(Records from a data source)
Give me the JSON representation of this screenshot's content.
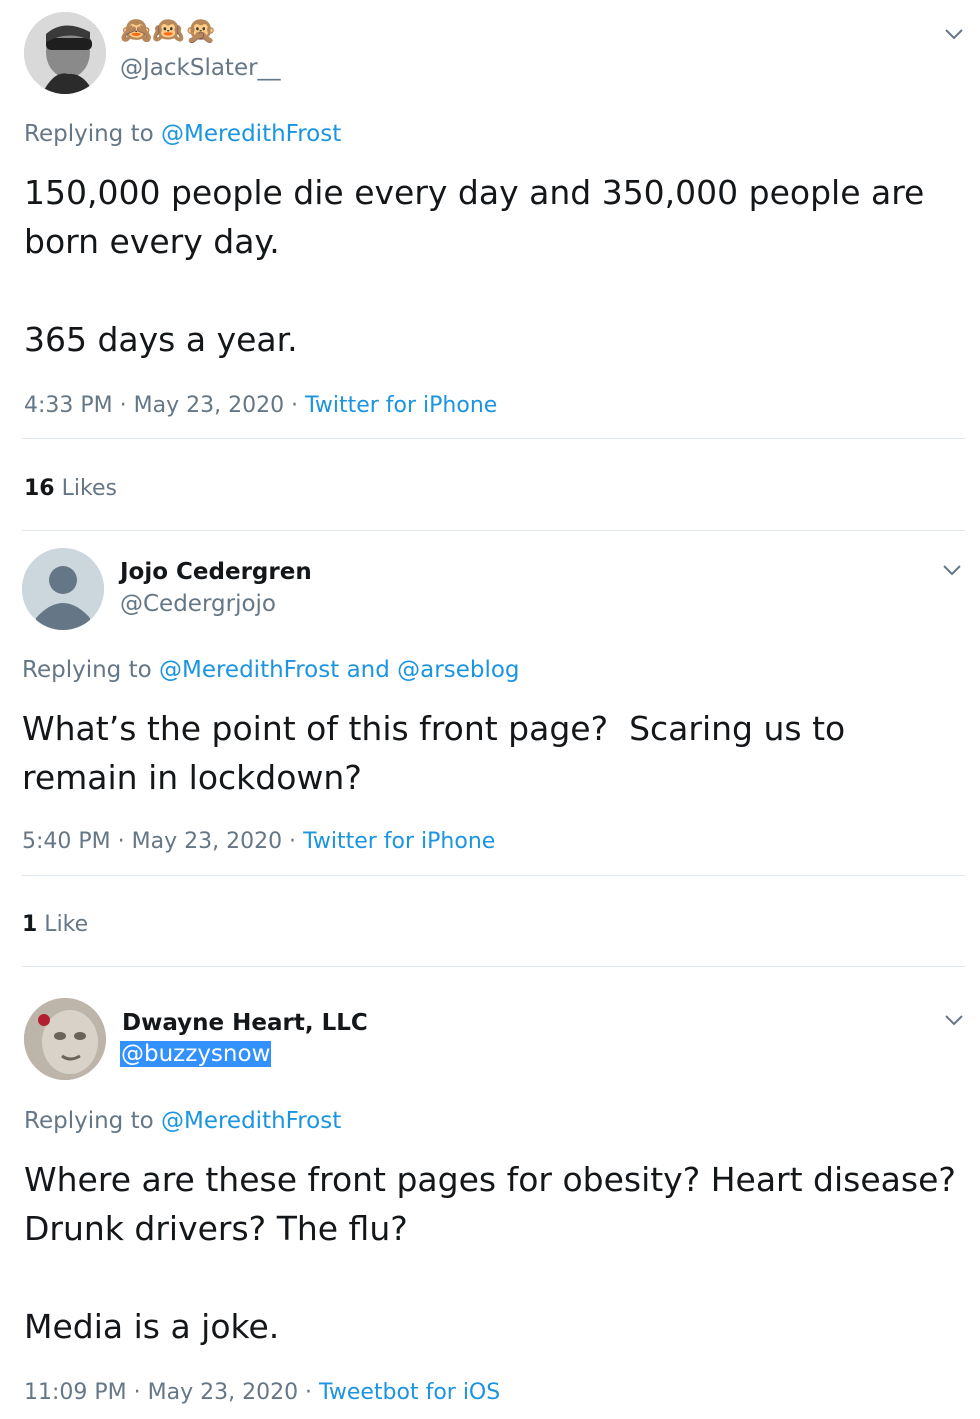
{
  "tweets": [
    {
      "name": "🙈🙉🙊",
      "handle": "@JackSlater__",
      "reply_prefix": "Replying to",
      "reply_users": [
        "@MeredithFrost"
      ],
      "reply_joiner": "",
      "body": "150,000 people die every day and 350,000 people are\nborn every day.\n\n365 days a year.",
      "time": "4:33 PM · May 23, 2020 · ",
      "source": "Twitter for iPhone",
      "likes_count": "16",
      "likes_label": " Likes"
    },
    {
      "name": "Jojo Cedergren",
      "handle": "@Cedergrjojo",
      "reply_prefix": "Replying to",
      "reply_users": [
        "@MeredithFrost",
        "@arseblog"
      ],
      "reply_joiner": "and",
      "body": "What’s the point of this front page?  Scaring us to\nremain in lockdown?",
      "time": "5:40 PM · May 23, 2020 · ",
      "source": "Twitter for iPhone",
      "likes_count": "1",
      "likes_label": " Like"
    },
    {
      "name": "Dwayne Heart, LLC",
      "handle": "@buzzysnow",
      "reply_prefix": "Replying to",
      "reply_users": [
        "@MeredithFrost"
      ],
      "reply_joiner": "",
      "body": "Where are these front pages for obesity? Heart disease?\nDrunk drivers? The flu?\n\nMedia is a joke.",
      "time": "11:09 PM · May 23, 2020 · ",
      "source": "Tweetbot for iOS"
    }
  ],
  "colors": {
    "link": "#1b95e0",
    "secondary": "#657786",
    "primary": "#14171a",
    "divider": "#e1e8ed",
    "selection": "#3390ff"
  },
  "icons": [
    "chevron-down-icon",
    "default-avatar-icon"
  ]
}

* * *

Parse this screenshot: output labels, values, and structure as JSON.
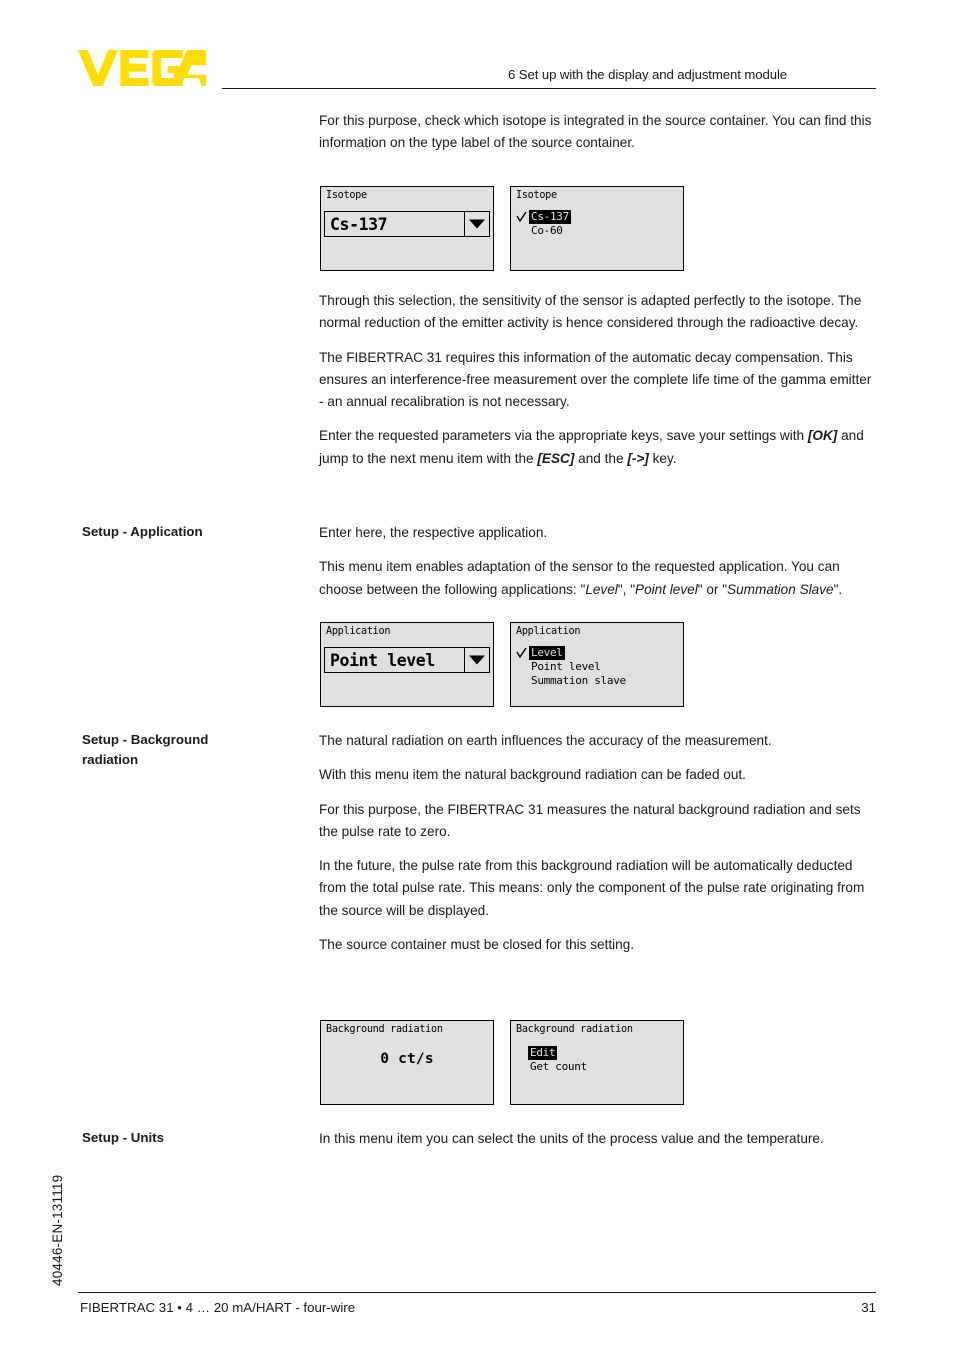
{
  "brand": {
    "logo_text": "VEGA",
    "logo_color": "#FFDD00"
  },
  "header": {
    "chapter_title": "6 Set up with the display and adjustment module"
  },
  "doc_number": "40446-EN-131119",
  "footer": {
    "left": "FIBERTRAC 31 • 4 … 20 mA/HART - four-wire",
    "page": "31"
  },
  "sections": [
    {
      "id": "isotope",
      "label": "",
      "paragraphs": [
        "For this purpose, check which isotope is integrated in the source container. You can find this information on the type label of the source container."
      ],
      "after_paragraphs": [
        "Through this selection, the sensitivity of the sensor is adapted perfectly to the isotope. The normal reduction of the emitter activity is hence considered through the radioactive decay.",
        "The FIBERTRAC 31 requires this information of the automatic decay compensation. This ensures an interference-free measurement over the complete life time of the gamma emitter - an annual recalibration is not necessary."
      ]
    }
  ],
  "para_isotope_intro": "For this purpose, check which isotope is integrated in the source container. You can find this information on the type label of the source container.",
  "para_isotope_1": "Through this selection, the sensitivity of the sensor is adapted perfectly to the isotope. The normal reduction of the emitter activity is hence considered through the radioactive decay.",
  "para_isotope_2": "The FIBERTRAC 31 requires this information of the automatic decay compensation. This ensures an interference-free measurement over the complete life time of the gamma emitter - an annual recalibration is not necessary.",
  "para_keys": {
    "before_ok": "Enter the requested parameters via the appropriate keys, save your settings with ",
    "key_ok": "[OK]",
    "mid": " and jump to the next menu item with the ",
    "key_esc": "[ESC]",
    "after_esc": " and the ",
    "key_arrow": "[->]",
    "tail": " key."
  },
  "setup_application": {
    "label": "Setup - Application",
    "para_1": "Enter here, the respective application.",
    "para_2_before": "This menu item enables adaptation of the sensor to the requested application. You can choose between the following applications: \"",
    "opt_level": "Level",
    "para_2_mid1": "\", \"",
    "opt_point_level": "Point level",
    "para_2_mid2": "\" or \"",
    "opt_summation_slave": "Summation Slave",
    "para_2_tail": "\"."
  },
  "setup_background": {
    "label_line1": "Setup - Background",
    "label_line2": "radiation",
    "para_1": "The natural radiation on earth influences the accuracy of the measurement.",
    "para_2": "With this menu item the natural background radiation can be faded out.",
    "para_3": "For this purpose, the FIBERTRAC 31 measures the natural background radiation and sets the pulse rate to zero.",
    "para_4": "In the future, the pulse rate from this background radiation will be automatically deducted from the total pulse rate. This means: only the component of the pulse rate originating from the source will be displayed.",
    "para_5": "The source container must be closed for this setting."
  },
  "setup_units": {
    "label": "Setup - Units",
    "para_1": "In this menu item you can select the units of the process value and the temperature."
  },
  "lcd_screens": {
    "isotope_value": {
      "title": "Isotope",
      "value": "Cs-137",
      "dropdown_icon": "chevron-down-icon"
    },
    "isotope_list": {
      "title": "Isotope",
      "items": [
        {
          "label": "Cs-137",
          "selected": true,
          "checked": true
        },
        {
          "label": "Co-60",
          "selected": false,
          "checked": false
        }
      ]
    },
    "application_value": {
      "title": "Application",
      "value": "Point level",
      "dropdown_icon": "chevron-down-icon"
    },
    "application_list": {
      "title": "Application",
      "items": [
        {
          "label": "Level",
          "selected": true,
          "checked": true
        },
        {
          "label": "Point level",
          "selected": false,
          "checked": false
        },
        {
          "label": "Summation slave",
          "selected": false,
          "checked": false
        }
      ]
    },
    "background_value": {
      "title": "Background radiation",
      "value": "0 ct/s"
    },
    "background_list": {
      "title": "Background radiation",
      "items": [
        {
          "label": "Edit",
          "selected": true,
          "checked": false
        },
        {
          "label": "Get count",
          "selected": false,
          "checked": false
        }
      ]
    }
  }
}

__EXERCISE OBJECTIVE__.
Filter the records above for "perfectly" and copy every matching line.

__RESPONSE BELOW__.
        "Through this selection, the sensitivity of the sensor is adapted perfectly to the isotope. The normal reduction of the emitter activity is hence considered through the radioactive decay.",
  "para_isotope_1": "Through this selection, the sensitivity of the sensor is adapted perfectly to the isotope. The normal reduction of the emitter activity is hence considered through the radioactive decay.",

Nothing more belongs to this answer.